Figure collection entries:
********
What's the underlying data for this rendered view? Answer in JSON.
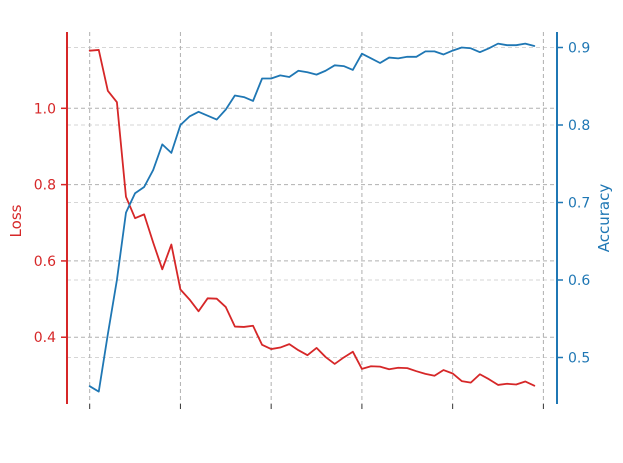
{
  "chart_data": {
    "type": "line",
    "title": "",
    "xlabel": "",
    "x": [
      0,
      1,
      2,
      3,
      4,
      5,
      6,
      7,
      8,
      9,
      10,
      11,
      12,
      13,
      14,
      15,
      16,
      17,
      18,
      19,
      20,
      21,
      22,
      23,
      24,
      25,
      26,
      27,
      28,
      29,
      30,
      31,
      32,
      33,
      34,
      35,
      36,
      37,
      38,
      39,
      40,
      41,
      42,
      43,
      44,
      45,
      46,
      47,
      48,
      49
    ],
    "xlim": [
      -2.5,
      51.5
    ],
    "x_ticks": [
      0,
      10,
      20,
      30,
      40,
      50
    ],
    "grid": true,
    "series": [
      {
        "name": "Loss",
        "axis": "left",
        "color": "#d62728",
        "values": [
          1.151,
          1.153,
          1.046,
          1.016,
          0.768,
          0.712,
          0.722,
          0.648,
          0.578,
          0.643,
          0.525,
          0.499,
          0.468,
          0.502,
          0.501,
          0.479,
          0.428,
          0.427,
          0.43,
          0.38,
          0.369,
          0.373,
          0.382,
          0.366,
          0.353,
          0.372,
          0.348,
          0.33,
          0.347,
          0.362,
          0.317,
          0.324,
          0.323,
          0.316,
          0.32,
          0.319,
          0.311,
          0.304,
          0.299,
          0.314,
          0.305,
          0.285,
          0.281,
          0.303,
          0.29,
          0.275,
          0.278,
          0.276,
          0.284,
          0.273
        ]
      },
      {
        "name": "Accuracy",
        "axis": "right",
        "color": "#1f77b4",
        "values": [
          0.463,
          0.456,
          0.53,
          0.6,
          0.687,
          0.712,
          0.72,
          0.742,
          0.775,
          0.764,
          0.8,
          0.811,
          0.817,
          0.812,
          0.807,
          0.82,
          0.838,
          0.836,
          0.831,
          0.86,
          0.86,
          0.864,
          0.862,
          0.87,
          0.868,
          0.865,
          0.87,
          0.877,
          0.876,
          0.871,
          0.892,
          0.886,
          0.88,
          0.887,
          0.886,
          0.888,
          0.888,
          0.895,
          0.895,
          0.891,
          0.896,
          0.9,
          0.899,
          0.894,
          0.899,
          0.905,
          0.903,
          0.903,
          0.905,
          0.902
        ]
      }
    ],
    "y_left": {
      "label": "Loss",
      "lim": [
        0.225,
        1.2
      ],
      "ticks": [
        0.4,
        0.6,
        0.8,
        1.0
      ],
      "tick_labels": [
        "0.4",
        "0.6",
        "0.8",
        "1.0"
      ],
      "color": "#d62728"
    },
    "y_right": {
      "label": "Accuracy",
      "lim": [
        0.44,
        0.92
      ],
      "ticks": [
        0.5,
        0.6,
        0.7,
        0.8,
        0.9
      ],
      "tick_labels": [
        "0.5",
        "0.6",
        "0.7",
        "0.8",
        "0.9"
      ],
      "color": "#1f77b4"
    }
  }
}
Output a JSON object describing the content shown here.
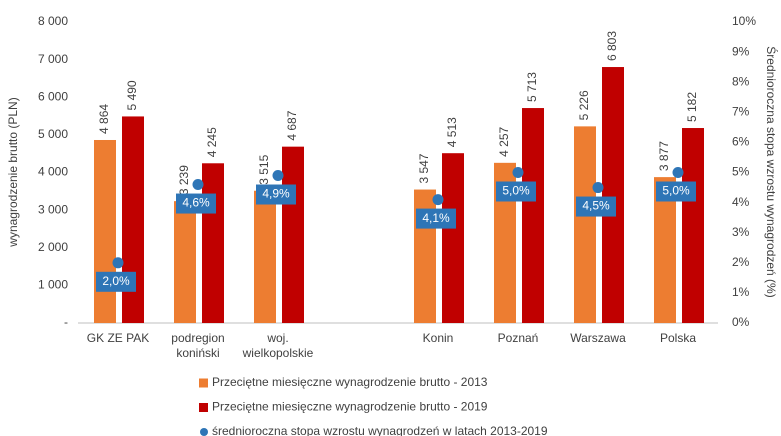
{
  "chart_data": {
    "type": "bar",
    "y_label": "wynagrodzenie brutto (PLN)",
    "y2_label": "Średnioroczna stopa wzrostu wynagrodzeń (%)",
    "categories": [
      "GK ZE PAK",
      "podregion\nkoniński",
      "woj.\nwielkopolskie",
      null,
      "Konin",
      "Poznań",
      "Warszawa",
      "Polska"
    ],
    "series": [
      {
        "name": "Przeciętne miesięczne wynagrodzenie brutto - 2013",
        "color": "#ed7d31",
        "values": [
          4864,
          3239,
          3515,
          null,
          3547,
          4257,
          5226,
          3877
        ],
        "value_labels": [
          "4 864",
          "3 239",
          "3 515",
          null,
          "3 547",
          "4 257",
          "5 226",
          "3 877"
        ]
      },
      {
        "name": "Przeciętne miesięczne wynagrodzenie brutto - 2019",
        "color": "#c00000",
        "values": [
          5490,
          4245,
          4687,
          null,
          4513,
          5713,
          6803,
          5182
        ],
        "value_labels": [
          "5 490",
          "4 245",
          "4 687",
          null,
          "4 513",
          "5 713",
          "6 803",
          "5 182"
        ]
      },
      {
        "name": "średnioroczna stopa wzrostu wynagrodzeń w latach 2013-2019",
        "color": "#2e75b6",
        "type": "scatter",
        "axis": "y2",
        "values": [
          2.0,
          4.6,
          4.9,
          null,
          4.1,
          5.0,
          4.5,
          5.0
        ],
        "value_labels": [
          "2,0%",
          "4,6%",
          "4,9%",
          null,
          "4,1%",
          "5,0%",
          "4,5%",
          "5,0%"
        ]
      }
    ],
    "ylim": [
      0,
      8000
    ],
    "yticks": [
      {
        "value": 0,
        "label": "-"
      },
      {
        "value": 1000,
        "label": "1 000"
      },
      {
        "value": 2000,
        "label": "2 000"
      },
      {
        "value": 3000,
        "label": "3 000"
      },
      {
        "value": 4000,
        "label": "4 000"
      },
      {
        "value": 5000,
        "label": "5 000"
      },
      {
        "value": 6000,
        "label": "6 000"
      },
      {
        "value": 7000,
        "label": "7 000"
      },
      {
        "value": 8000,
        "label": "8 000"
      }
    ],
    "y2lim": [
      0,
      10
    ],
    "y2ticks": [
      {
        "value": 0,
        "label": "0%"
      },
      {
        "value": 1,
        "label": "1%"
      },
      {
        "value": 2,
        "label": "2%"
      },
      {
        "value": 3,
        "label": "3%"
      },
      {
        "value": 4,
        "label": "4%"
      },
      {
        "value": 5,
        "label": "5%"
      },
      {
        "value": 6,
        "label": "6%"
      },
      {
        "value": 7,
        "label": "7%"
      },
      {
        "value": 8,
        "label": "8%"
      },
      {
        "value": 9,
        "label": "9%"
      },
      {
        "value": 10,
        "label": "10%"
      }
    ],
    "grid": false
  }
}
********
Task prompt: Quote every line of the records above exactly; no picture is to be copied.

Response to this task:
What's the underlying data for this rendered view? Answer in JSON.
{
  "chart_data": {
    "type": "line",
    "title": "",
    "xlabel": "",
    "x": [
      0,
      1,
      2,
      3,
      4,
      5,
      6,
      7,
      8,
      9,
      10,
      11,
      12,
      13,
      14,
      15,
      16,
      17,
      18,
      19,
      20,
      21,
      22,
      23,
      24,
      25,
      26,
      27,
      28,
      29,
      30,
      31,
      32,
      33,
      34,
      35,
      36,
      37,
      38,
      39,
      40,
      41,
      42,
      43,
      44,
      45,
      46,
      47,
      48,
      49
    ],
    "xlim": [
      -2.5,
      51.5
    ],
    "x_ticks": [
      0,
      10,
      20,
      30,
      40,
      50
    ],
    "grid": true,
    "series": [
      {
        "name": "Loss",
        "axis": "left",
        "color": "#d62728",
        "values": [
          1.151,
          1.153,
          1.046,
          1.016,
          0.768,
          0.712,
          0.722,
          0.648,
          0.578,
          0.643,
          0.525,
          0.499,
          0.468,
          0.502,
          0.501,
          0.479,
          0.428,
          0.427,
          0.43,
          0.38,
          0.369,
          0.373,
          0.382,
          0.366,
          0.353,
          0.372,
          0.348,
          0.33,
          0.347,
          0.362,
          0.317,
          0.324,
          0.323,
          0.316,
          0.32,
          0.319,
          0.311,
          0.304,
          0.299,
          0.314,
          0.305,
          0.285,
          0.281,
          0.303,
          0.29,
          0.275,
          0.278,
          0.276,
          0.284,
          0.273
        ]
      },
      {
        "name": "Accuracy",
        "axis": "right",
        "color": "#1f77b4",
        "values": [
          0.463,
          0.456,
          0.53,
          0.6,
          0.687,
          0.712,
          0.72,
          0.742,
          0.775,
          0.764,
          0.8,
          0.811,
          0.817,
          0.812,
          0.807,
          0.82,
          0.838,
          0.836,
          0.831,
          0.86,
          0.86,
          0.864,
          0.862,
          0.87,
          0.868,
          0.865,
          0.87,
          0.877,
          0.876,
          0.871,
          0.892,
          0.886,
          0.88,
          0.887,
          0.886,
          0.888,
          0.888,
          0.895,
          0.895,
          0.891,
          0.896,
          0.9,
          0.899,
          0.894,
          0.899,
          0.905,
          0.903,
          0.903,
          0.905,
          0.902
        ]
      }
    ],
    "y_left": {
      "label": "Loss",
      "lim": [
        0.225,
        1.2
      ],
      "ticks": [
        0.4,
        0.6,
        0.8,
        1.0
      ],
      "tick_labels": [
        "0.4",
        "0.6",
        "0.8",
        "1.0"
      ],
      "color": "#d62728"
    },
    "y_right": {
      "label": "Accuracy",
      "lim": [
        0.44,
        0.92
      ],
      "ticks": [
        0.5,
        0.6,
        0.7,
        0.8,
        0.9
      ],
      "tick_labels": [
        "0.5",
        "0.6",
        "0.7",
        "0.8",
        "0.9"
      ],
      "color": "#1f77b4"
    }
  }
}
Output a JSON object describing the content shown here.
{
  "chart_data": {
    "type": "bar",
    "y_label": "wynagrodzenie brutto (PLN)",
    "y2_label": "Średnioroczna stopa wzrostu wynagrodzeń (%)",
    "categories": [
      "GK ZE PAK",
      "podregion\nkoniński",
      "woj.\nwielkopolskie",
      null,
      "Konin",
      "Poznań",
      "Warszawa",
      "Polska"
    ],
    "series": [
      {
        "name": "Przeciętne miesięczne wynagrodzenie brutto - 2013",
        "color": "#ed7d31",
        "values": [
          4864,
          3239,
          3515,
          null,
          3547,
          4257,
          5226,
          3877
        ],
        "value_labels": [
          "4 864",
          "3 239",
          "3 515",
          null,
          "3 547",
          "4 257",
          "5 226",
          "3 877"
        ]
      },
      {
        "name": "Przeciętne miesięczne wynagrodzenie brutto - 2019",
        "color": "#c00000",
        "values": [
          5490,
          4245,
          4687,
          null,
          4513,
          5713,
          6803,
          5182
        ],
        "value_labels": [
          "5 490",
          "4 245",
          "4 687",
          null,
          "4 513",
          "5 713",
          "6 803",
          "5 182"
        ]
      },
      {
        "name": "średnioroczna stopa wzrostu wynagrodzeń w latach 2013-2019",
        "color": "#2e75b6",
        "type": "scatter",
        "axis": "y2",
        "values": [
          2.0,
          4.6,
          4.9,
          null,
          4.1,
          5.0,
          4.5,
          5.0
        ],
        "value_labels": [
          "2,0%",
          "4,6%",
          "4,9%",
          null,
          "4,1%",
          "5,0%",
          "4,5%",
          "5,0%"
        ]
      }
    ],
    "ylim": [
      0,
      8000
    ],
    "yticks": [
      {
        "value": 0,
        "label": "-"
      },
      {
        "value": 1000,
        "label": "1 000"
      },
      {
        "value": 2000,
        "label": "2 000"
      },
      {
        "value": 3000,
        "label": "3 000"
      },
      {
        "value": 4000,
        "label": "4 000"
      },
      {
        "value": 5000,
        "label": "5 000"
      },
      {
        "value": 6000,
        "label": "6 000"
      },
      {
        "value": 7000,
        "label": "7 000"
      },
      {
        "value": 8000,
        "label": "8 000"
      }
    ],
    "y2lim": [
      0,
      10
    ],
    "y2ticks": [
      {
        "value": 0,
        "label": "0%"
      },
      {
        "value": 1,
        "label": "1%"
      },
      {
        "value": 2,
        "label": "2%"
      },
      {
        "value": 3,
        "label": "3%"
      },
      {
        "value": 4,
        "label": "4%"
      },
      {
        "value": 5,
        "label": "5%"
      },
      {
        "value": 6,
        "label": "6%"
      },
      {
        "value": 7,
        "label": "7%"
      },
      {
        "value": 8,
        "label": "8%"
      },
      {
        "value": 9,
        "label": "9%"
      },
      {
        "value": 10,
        "label": "10%"
      }
    ],
    "grid": false
  }
}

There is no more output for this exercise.